== Text segment

Yet the subject of heresy in general is of the highest importance to the individual and to society, and heresy in its particular meaning (which is that of heresy in Christian doctrine) is of special interest for anyone who would understand Europe: the character of Europe and the story of Europe.

For the whole of that story, since the appearance of the Christian religion, has been the story of struggle and change, mainly preceded by, often, if not always, caused by … diversities of religious doctrine.

In other words, ‘the Christian heresy’ is a special subject of the very first importance to the comprehension of European history, because, in company with Christian orthodoxy, it is the constant accompaniment and agent of European life.

We must begin by a definition, although definition involves a mental effort and therefore repels.

Heresy is the dislocation of some complete and self-supporting scheme by the introduction of a novel denial of some essential part therein [Italics mine].

====
== Records shown

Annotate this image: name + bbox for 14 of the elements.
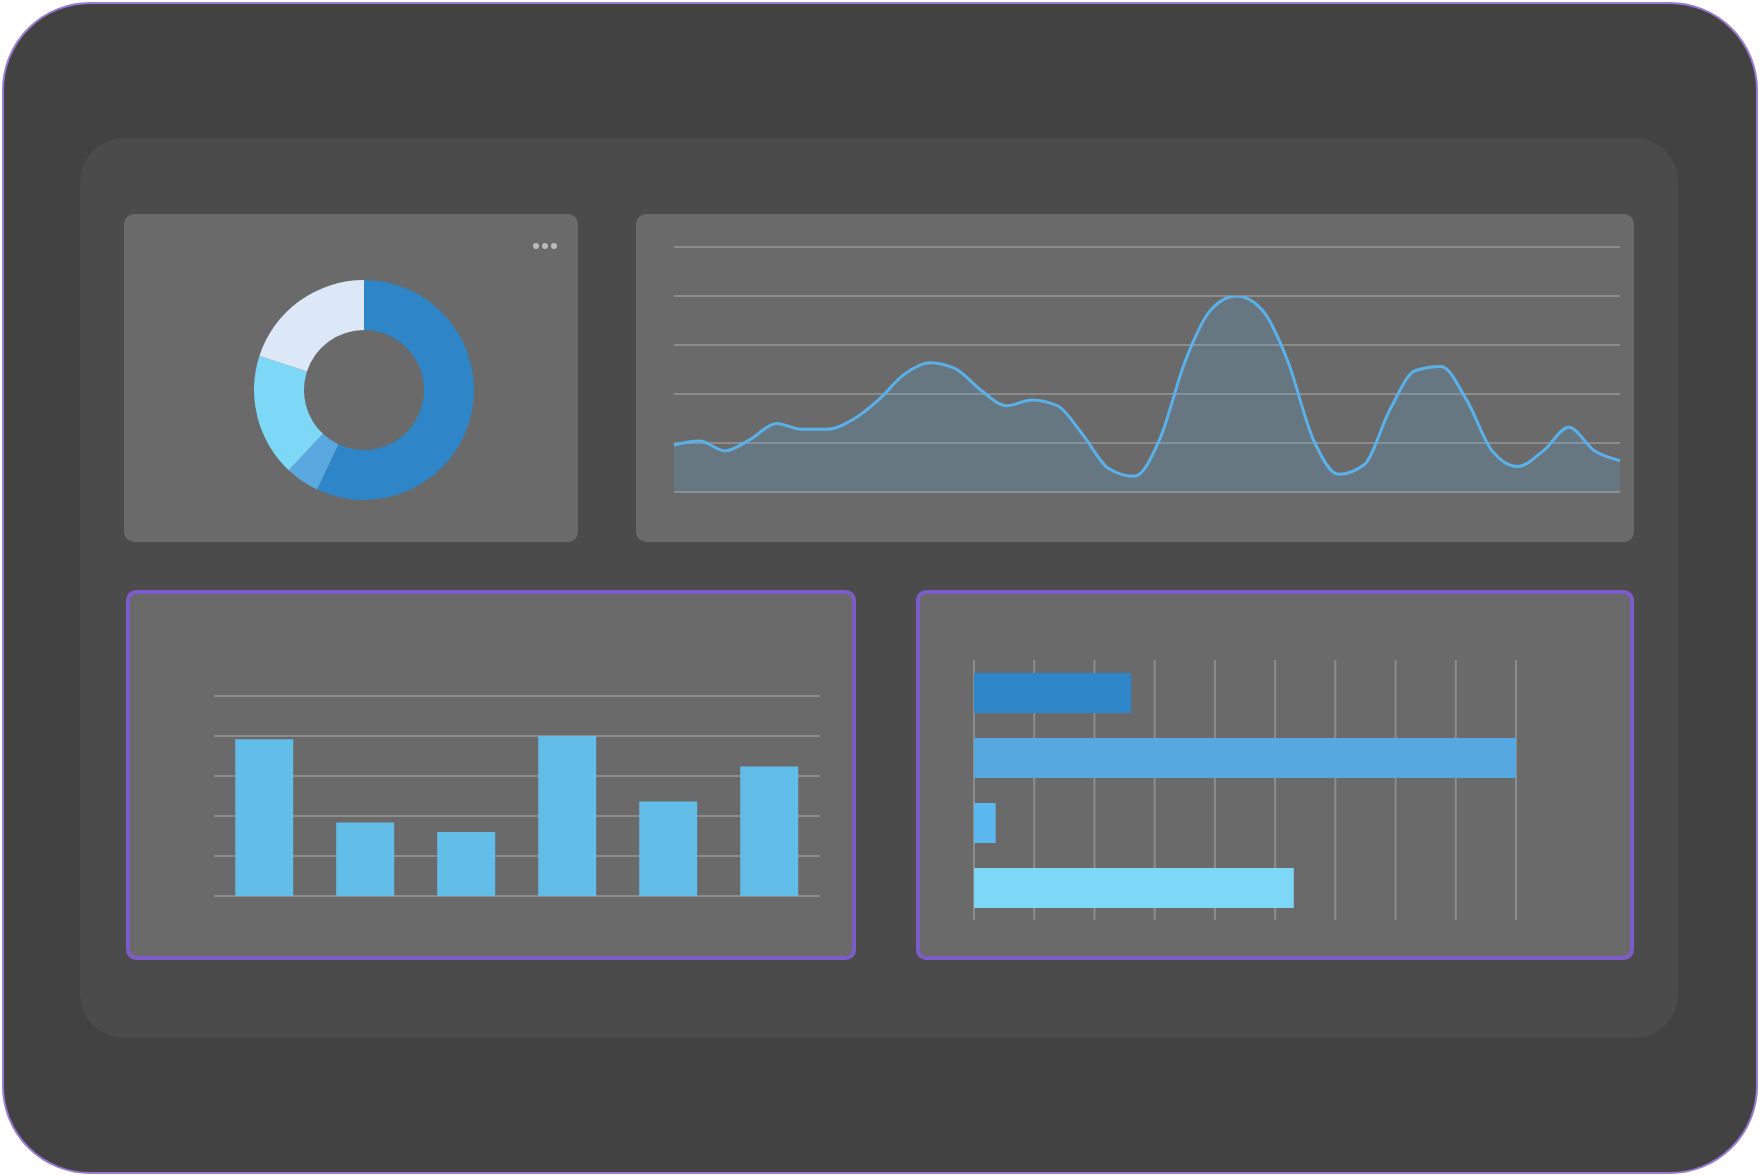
bar <box>974 868 1294 908</box>
bar <box>538 736 597 896</box>
bar <box>974 673 1132 713</box>
donut-slice <box>254 356 323 471</box>
bar <box>639 801 698 896</box>
bar <box>974 803 996 843</box>
donut-slice <box>288 433 339 490</box>
bar <box>974 738 1516 778</box>
bar <box>437 832 496 896</box>
bar <box>740 766 799 896</box>
donut-slice <box>259 280 364 372</box>
donut-slice <box>317 280 474 500</box>
bar <box>235 739 294 896</box>
bar <box>336 822 395 896</box>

====

### Task directions
Quote every phrase the passage on heresy uses to rate how important or interesting its subject is.

### Completed exercise
- "of the highest importance"
- "of special interest"
- "of the very first importance"